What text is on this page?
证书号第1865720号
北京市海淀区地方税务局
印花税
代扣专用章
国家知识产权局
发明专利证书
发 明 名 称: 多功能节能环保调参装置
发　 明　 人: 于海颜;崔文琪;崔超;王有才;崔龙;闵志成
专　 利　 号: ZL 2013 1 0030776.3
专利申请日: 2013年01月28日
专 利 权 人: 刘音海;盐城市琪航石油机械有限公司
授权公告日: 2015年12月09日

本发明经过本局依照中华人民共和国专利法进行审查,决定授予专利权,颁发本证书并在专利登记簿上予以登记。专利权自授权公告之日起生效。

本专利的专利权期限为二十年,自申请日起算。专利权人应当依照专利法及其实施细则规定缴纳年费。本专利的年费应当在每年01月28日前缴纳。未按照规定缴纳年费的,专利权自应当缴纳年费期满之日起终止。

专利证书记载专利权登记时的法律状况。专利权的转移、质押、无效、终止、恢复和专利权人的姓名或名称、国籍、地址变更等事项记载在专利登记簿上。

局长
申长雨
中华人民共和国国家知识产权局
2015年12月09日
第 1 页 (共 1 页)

* * *

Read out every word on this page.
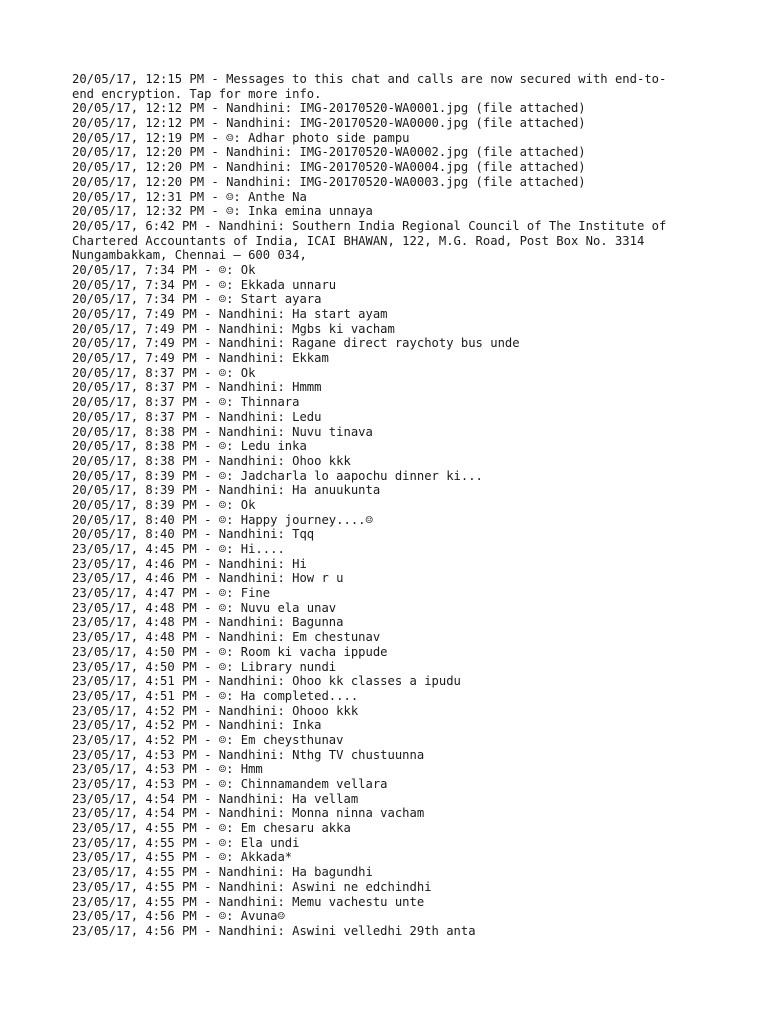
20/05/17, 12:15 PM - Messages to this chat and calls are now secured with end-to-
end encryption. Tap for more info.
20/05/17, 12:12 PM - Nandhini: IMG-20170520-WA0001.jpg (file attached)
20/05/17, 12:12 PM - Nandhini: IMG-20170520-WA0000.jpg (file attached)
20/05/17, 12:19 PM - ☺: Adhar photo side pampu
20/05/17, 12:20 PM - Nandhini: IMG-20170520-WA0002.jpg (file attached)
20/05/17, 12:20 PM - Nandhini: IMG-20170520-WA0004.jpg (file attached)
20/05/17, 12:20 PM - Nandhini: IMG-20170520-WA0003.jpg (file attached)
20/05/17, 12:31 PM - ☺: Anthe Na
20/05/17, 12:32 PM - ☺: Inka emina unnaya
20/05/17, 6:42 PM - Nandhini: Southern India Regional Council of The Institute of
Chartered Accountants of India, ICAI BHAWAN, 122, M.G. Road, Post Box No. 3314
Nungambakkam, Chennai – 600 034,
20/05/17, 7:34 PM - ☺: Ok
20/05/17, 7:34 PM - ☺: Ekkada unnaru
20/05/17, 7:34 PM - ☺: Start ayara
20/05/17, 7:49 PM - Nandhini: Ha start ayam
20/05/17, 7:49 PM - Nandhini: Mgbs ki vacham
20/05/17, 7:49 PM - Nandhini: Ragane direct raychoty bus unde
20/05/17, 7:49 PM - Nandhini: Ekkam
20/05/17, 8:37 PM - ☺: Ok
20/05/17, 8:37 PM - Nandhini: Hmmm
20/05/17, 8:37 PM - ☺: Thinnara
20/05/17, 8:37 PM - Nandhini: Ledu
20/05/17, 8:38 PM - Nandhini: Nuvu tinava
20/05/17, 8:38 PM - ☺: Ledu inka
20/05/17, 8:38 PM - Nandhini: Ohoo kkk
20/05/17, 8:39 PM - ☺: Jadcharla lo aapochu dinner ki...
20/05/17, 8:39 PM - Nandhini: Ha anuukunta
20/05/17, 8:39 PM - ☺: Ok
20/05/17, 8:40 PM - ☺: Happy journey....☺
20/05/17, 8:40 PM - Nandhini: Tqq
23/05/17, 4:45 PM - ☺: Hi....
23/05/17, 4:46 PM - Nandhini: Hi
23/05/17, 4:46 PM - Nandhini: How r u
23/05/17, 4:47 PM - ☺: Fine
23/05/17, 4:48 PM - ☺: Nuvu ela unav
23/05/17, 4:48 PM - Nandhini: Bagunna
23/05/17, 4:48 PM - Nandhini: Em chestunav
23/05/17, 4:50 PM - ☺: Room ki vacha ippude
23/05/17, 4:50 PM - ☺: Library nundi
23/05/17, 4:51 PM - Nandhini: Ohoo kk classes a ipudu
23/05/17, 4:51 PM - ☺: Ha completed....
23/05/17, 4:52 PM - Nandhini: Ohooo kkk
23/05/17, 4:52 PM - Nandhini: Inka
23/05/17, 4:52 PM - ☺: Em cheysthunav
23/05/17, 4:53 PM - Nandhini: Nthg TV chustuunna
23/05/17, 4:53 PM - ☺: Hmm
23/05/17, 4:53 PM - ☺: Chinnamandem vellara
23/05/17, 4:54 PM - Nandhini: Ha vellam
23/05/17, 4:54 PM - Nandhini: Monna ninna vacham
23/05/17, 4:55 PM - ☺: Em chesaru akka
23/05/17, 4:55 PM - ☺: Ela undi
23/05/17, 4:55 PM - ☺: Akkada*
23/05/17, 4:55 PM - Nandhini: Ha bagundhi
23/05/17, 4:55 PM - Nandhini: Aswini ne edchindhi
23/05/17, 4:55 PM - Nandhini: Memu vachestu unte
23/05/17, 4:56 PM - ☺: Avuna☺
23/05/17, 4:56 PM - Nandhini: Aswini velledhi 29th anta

EXERCISE OBJECTIVE
From the listing, copy each line containing the word "attached".

EXERCISE SOLUTION
20/05/17, 12:12 PM - Nandhini: IMG-20170520-WA0001.jpg (file attached)
20/05/17, 12:12 PM - Nandhini: IMG-20170520-WA0000.jpg (file attached)
20/05/17, 12:20 PM - Nandhini: IMG-20170520-WA0002.jpg (file attached)
20/05/17, 12:20 PM - Nandhini: IMG-20170520-WA0004.jpg (file attached)
20/05/17, 12:20 PM - Nandhini: IMG-20170520-WA0003.jpg (file attached)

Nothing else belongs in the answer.